EXERCICE A.
Dans l'extrait sur Sacco et Vanzetti, relevez toutes les initiatives de solidarité que le Secours rouge international multiplie à partir de 1924.
EXERCICE B.
Reproduisez fidèlement le passage de l'extrait sur Sacco et Vanzetti qui commence par les mots « L’interminable attente de » et se termine par « font le plein. ».
EXERCICE C.
Répondez brièvement à partir de l'extrait sur Sacco et Vanzetti :
(i) De quelle origine sont les deux anarchistes condamnés ?
(ii) Depuis quelle année la campagne en leur faveur est-elle animée en France ?
(iii) Pour quelle date l'exécution était-elle d'abord programmée ?

EXTRAIT SOURCE.

┄┄┄┄┄┄┄┄┄┄

Au milieu de l’été 1927, le monde entier est suspendu à l’attente de l’exécution de Nicola Sacco et Bartolomeo Vanzetti, deux anarchistes d’origine italienne condamnés à mort aux États-Unis six ans plus tôt. Accusés de meurtre lors d’un braquage qui a mal tourné, ils ne cessent pourtant de clamer leur innocence et de réclamer, en vain, la révision de leur procès. Le calvaire enduré par ces deux hommes a généré un élan de solidarité d’une ampleur exceptionnelle, qui s’est propagé sur tous les continents et a mobilisé des millions de personnes.

En France, la campagne en faveur de Sacco et Vanzetti est animée depuis 1921 par les communistes et les anarchistes qui, d’abord ensemble puis séparément, tentent d’alerter l’opinion publique. Côté communiste, le Secours rouge international (SRI) est à la manœuvre et multiplie à partir de 1924 les initiatives de solidarité : meetings, manifestations, diffusions de tracts en anglais auprès des touristes américains, télégrammes de protestation adressés à la Maison-Blanche, délégations auprès de l’ambassade…

Affiche du Comité d’action (CGTU, Syndicats autonomes, SRI) pour un meeting à Marseille, 1926. AD13, 8Fi 593 2.


Le secrétaire du SRI Marcel Cordier, à la tribune d’un meeting au Cirque de Paris le 26 juillet 1926, fait adopter un ordre du jour du SRI en faveur de Sacco et Vanzetti. Agence Rol/BNF (Gallica).

L’interminable attente de l’été 1927

Après plusieurs mois d’incertitudes, marqués par le rejet des ultimes recours des condamnés, la menace se fait, à l’approche de l’été 1927, de plus en plus précise. La confirmation de la date de l’exécution, d’abord programmée au 10 août, ne fait que renforcer l’indignation. Il règne alors, dans les faubourgs ouvriers de Paris, une effervescence inhabituelle. Chaque matin, on s’arrache les journaux, à l’affût des dernières dépêches provenant d’outre-Atlantique, tandis que les meetings et rassemblements en soutien aux deux condamnés font le plein.

┄┄┄┄┄┄┄┄┄┄

DONNÉES FOURNIES.
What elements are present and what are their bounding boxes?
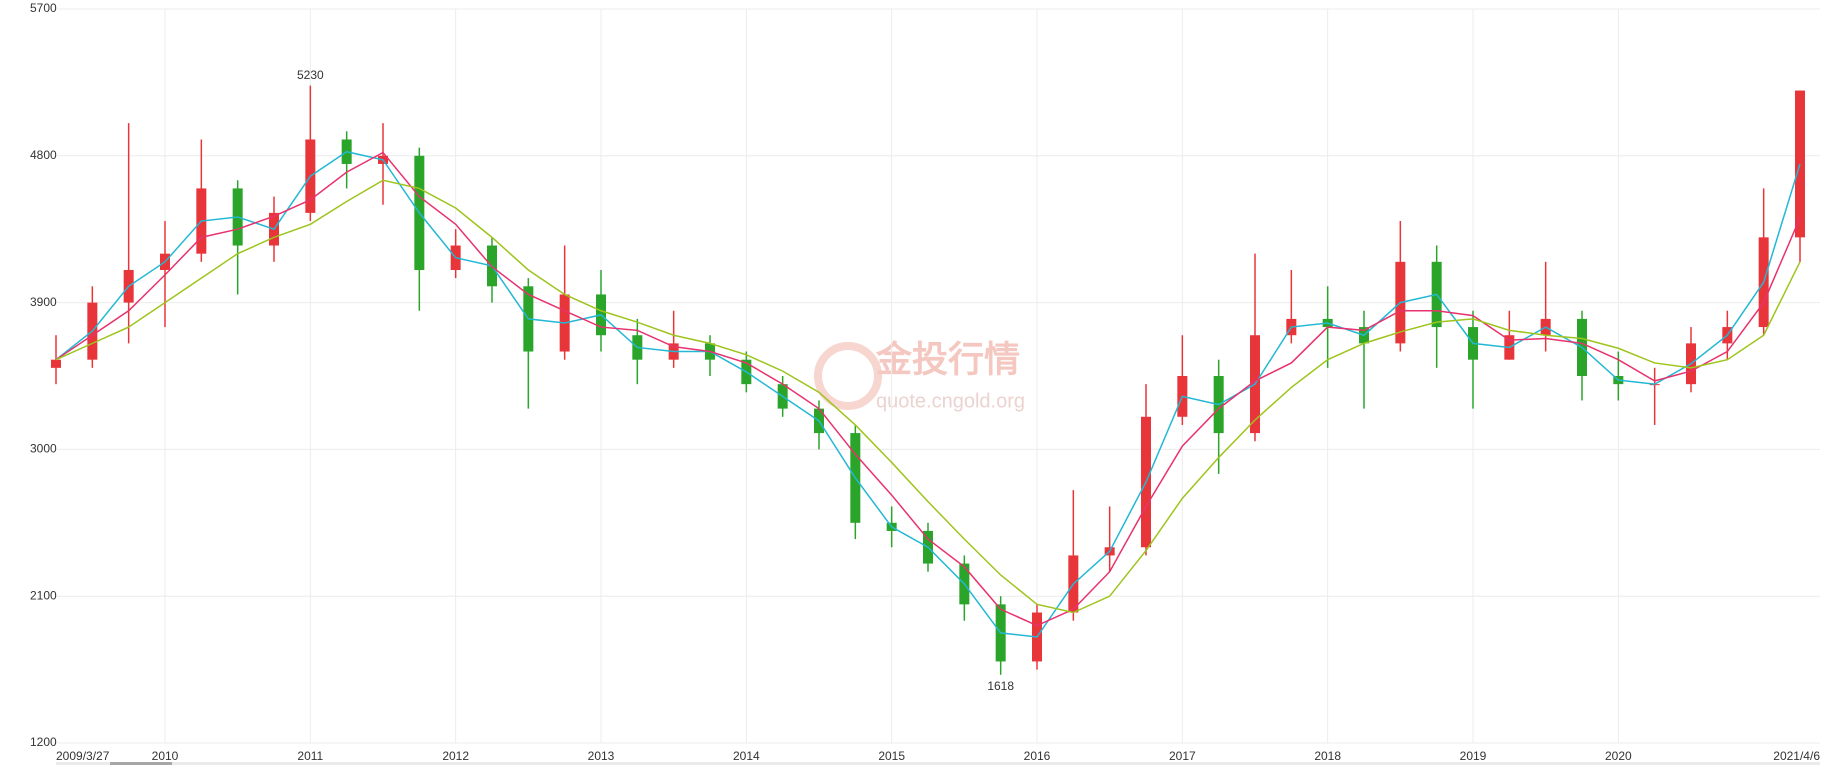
y-tick-label: 3900 bbox=[30, 295, 57, 309]
x-tick-label: 2018 bbox=[1314, 749, 1341, 763]
x-tick-label: 2009/3/27 bbox=[56, 749, 110, 763]
moving-average-line bbox=[55, 179, 1801, 614]
x-tick-label: 2010 bbox=[152, 749, 179, 763]
x-tick-label: 2019 bbox=[1460, 749, 1487, 763]
moving-average-line bbox=[55, 151, 1801, 627]
x-tick-label: 2016 bbox=[1024, 749, 1051, 763]
x-tick-label: 2014 bbox=[733, 749, 760, 763]
moving-average-line bbox=[55, 150, 1801, 638]
x-tick-label: 2021/4/6 bbox=[1773, 749, 1820, 763]
y-tick-label: 5700 bbox=[30, 1, 57, 15]
watermark-url: quote.cngold.org bbox=[876, 390, 1025, 412]
min-label: 1618 bbox=[987, 679, 1014, 693]
y-tick-label: 3000 bbox=[30, 442, 57, 456]
x-tick-label: 2013 bbox=[588, 749, 615, 763]
x-tick-label: 2011 bbox=[297, 749, 323, 763]
max-label: 5230 bbox=[297, 68, 324, 82]
watermark-title: 金投行情 bbox=[875, 339, 1020, 380]
x-tick-label: 2015 bbox=[878, 749, 905, 763]
candle-body bbox=[51, 359, 61, 368]
x-tick-label: 2017 bbox=[1169, 749, 1196, 763]
x-tick-label: 2012 bbox=[442, 749, 469, 763]
scroll-track[interactable] bbox=[56, 762, 1820, 765]
x-tick-label: 2020 bbox=[1605, 749, 1632, 763]
watermark-logo bbox=[814, 342, 882, 410]
y-tick-label: 4800 bbox=[30, 148, 57, 162]
y-tick-label: 1200 bbox=[30, 735, 57, 749]
y-tick-label: 2100 bbox=[30, 588, 57, 602]
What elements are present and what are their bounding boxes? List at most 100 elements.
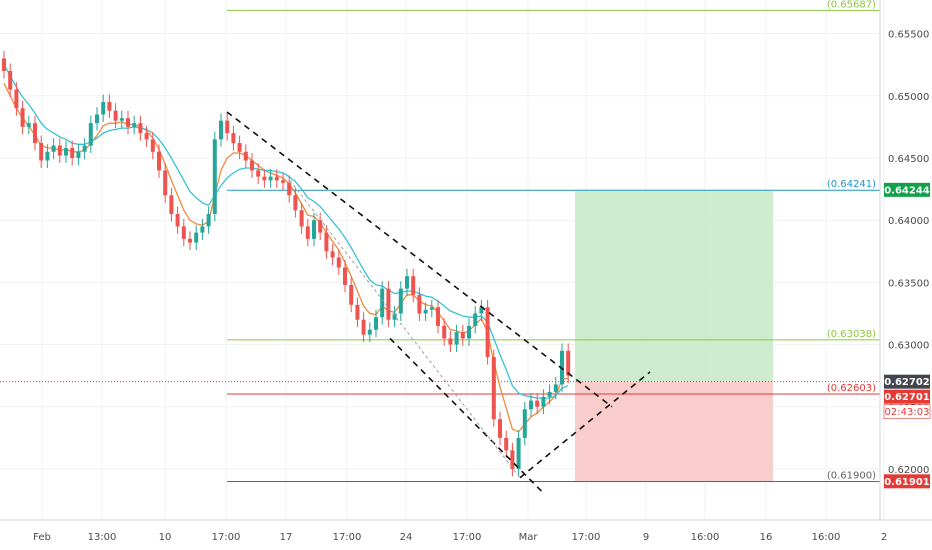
candle-body xyxy=(225,120,230,134)
profit-zone xyxy=(575,189,773,382)
price-badge-label: 0.62701 xyxy=(884,392,930,403)
candle-body xyxy=(51,145,56,152)
candle-body xyxy=(188,238,192,243)
candle-body xyxy=(281,180,285,183)
candle-body xyxy=(157,151,161,171)
candle-body xyxy=(256,170,261,177)
candle-body xyxy=(436,307,440,326)
candle-body xyxy=(299,210,304,227)
level-label: (0.61900) xyxy=(827,470,876,481)
candle-body xyxy=(39,143,44,161)
candle-body xyxy=(268,176,273,181)
candle-body xyxy=(33,123,37,144)
candle-body xyxy=(243,151,248,161)
candle-body xyxy=(212,139,217,214)
candle-body xyxy=(8,70,13,90)
candle-body xyxy=(219,120,223,140)
y-tick-label: 0.64500 xyxy=(888,154,929,165)
candle-body xyxy=(405,276,409,289)
y-tick-label: 0.63000 xyxy=(888,341,929,352)
price-badge-label: 0.64244 xyxy=(884,185,930,196)
inner-trendline xyxy=(289,180,521,479)
candle-body xyxy=(88,123,93,146)
axes xyxy=(0,0,932,521)
candle-body xyxy=(448,338,453,345)
price-badge xyxy=(884,182,930,197)
candle-body xyxy=(442,325,447,339)
candle-body xyxy=(411,276,416,295)
y-tick-label: 0.63500 xyxy=(888,278,929,289)
candle-body xyxy=(2,58,6,71)
candle-body xyxy=(553,384,558,392)
position-zones xyxy=(575,189,773,482)
y-tick-label: 0.65000 xyxy=(888,92,929,103)
candle-body xyxy=(305,226,310,239)
candle-body xyxy=(423,309,428,314)
candle-body xyxy=(113,110,118,121)
candle-body xyxy=(343,267,347,285)
level-label: (0.64241) xyxy=(827,179,876,190)
candle-body xyxy=(150,139,155,152)
x-tick-label: Feb xyxy=(33,532,51,543)
candle-body xyxy=(336,257,341,268)
candle-body xyxy=(566,350,571,376)
price-badge xyxy=(884,389,930,404)
candle-body xyxy=(14,89,19,109)
y-tick-label: 0.65500 xyxy=(888,30,929,41)
candle-body xyxy=(26,123,31,127)
candle-body xyxy=(454,332,459,345)
x-tick-label: 16:00 xyxy=(812,532,841,543)
candle-body xyxy=(349,284,354,305)
candles xyxy=(2,51,571,477)
candle-body xyxy=(181,226,186,239)
x-tick-label: 17:00 xyxy=(212,532,241,543)
x-tick-label: 16:00 xyxy=(691,532,720,543)
candle-body xyxy=(330,251,335,258)
candle-body xyxy=(101,102,106,115)
candle-body xyxy=(287,182,292,196)
x-tick-label: 17:00 xyxy=(333,532,362,543)
y-tick-label: 0.62000 xyxy=(888,465,929,476)
candle-body xyxy=(57,145,62,156)
candle-body xyxy=(163,170,168,196)
candle-body xyxy=(262,176,267,181)
x-tick-label: 10 xyxy=(159,532,172,543)
x-tick-label: 17:00 xyxy=(453,532,482,543)
candle-body xyxy=(82,145,87,152)
candle-body xyxy=(355,304,360,320)
countdown-label: 02:43:03 xyxy=(885,407,930,418)
candle-body xyxy=(460,332,465,339)
candle-body xyxy=(535,400,540,407)
candle-body xyxy=(70,148,75,158)
candle-body xyxy=(392,313,397,320)
candle-body xyxy=(541,396,546,407)
candle-body xyxy=(250,160,254,171)
price-badge xyxy=(884,474,930,489)
candle-body xyxy=(386,288,391,320)
candle-body xyxy=(312,220,316,239)
loss-zone xyxy=(575,381,773,482)
candle-body xyxy=(20,108,25,127)
candle-body xyxy=(510,450,515,469)
candle-body xyxy=(522,409,527,438)
candle-body xyxy=(200,226,205,233)
candle-body xyxy=(119,118,124,121)
candle-body xyxy=(417,294,422,314)
level-label: (0.65687) xyxy=(827,0,876,10)
candle-body xyxy=(64,148,68,156)
candle-body xyxy=(318,220,323,233)
x-tick-label: Mar xyxy=(519,532,539,543)
candle-body xyxy=(479,307,484,314)
level-label: (0.62603) xyxy=(827,383,876,394)
candle-body xyxy=(516,437,521,469)
candle-body xyxy=(45,151,50,161)
x-tick-label: 13:00 xyxy=(88,532,117,543)
price-badge xyxy=(884,374,930,389)
candle-body xyxy=(144,133,149,140)
candle-body xyxy=(498,419,502,438)
lower-trendline xyxy=(389,337,544,494)
candle-body xyxy=(95,114,99,124)
upper-trendline xyxy=(226,111,613,408)
candle-body xyxy=(367,329,372,335)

┄┄┄┄┄┄┄┄┄┄

CORRIGÉ A.
- meetings
- manifestations
- diffusions de tracts en anglais auprès des touristes américains
- télégrammes de protestation adressés à la Maison-Blanche
- délégations auprès de l'ambassade

CORRIGÉ B.
L’interminable attente de l’été 1927

Après plusieurs mois d’incertitudes, marqués par le rejet des ultimes recours des condamnés, la menace se fait, à l’approche de l’été 1927, de plus en plus précise. La confirmation de la date de l’exécution, d’abord programmée au 10 août, ne fait que renforcer l’indignation. Il règne alors, dans les faubourgs ouvriers de Paris, une effervescence inhabituelle. Chaque matin, on s’arrache les journaux, à l’affût des dernières dépêches provenant d’outre-Atlantique, tandis que les meetings et rassemblements en soutien aux deux condamnés font le plein.

CORRIGÉ C.
(i) D'origine italienne.
(ii) Depuis 1921.
(iii) Le 10 août.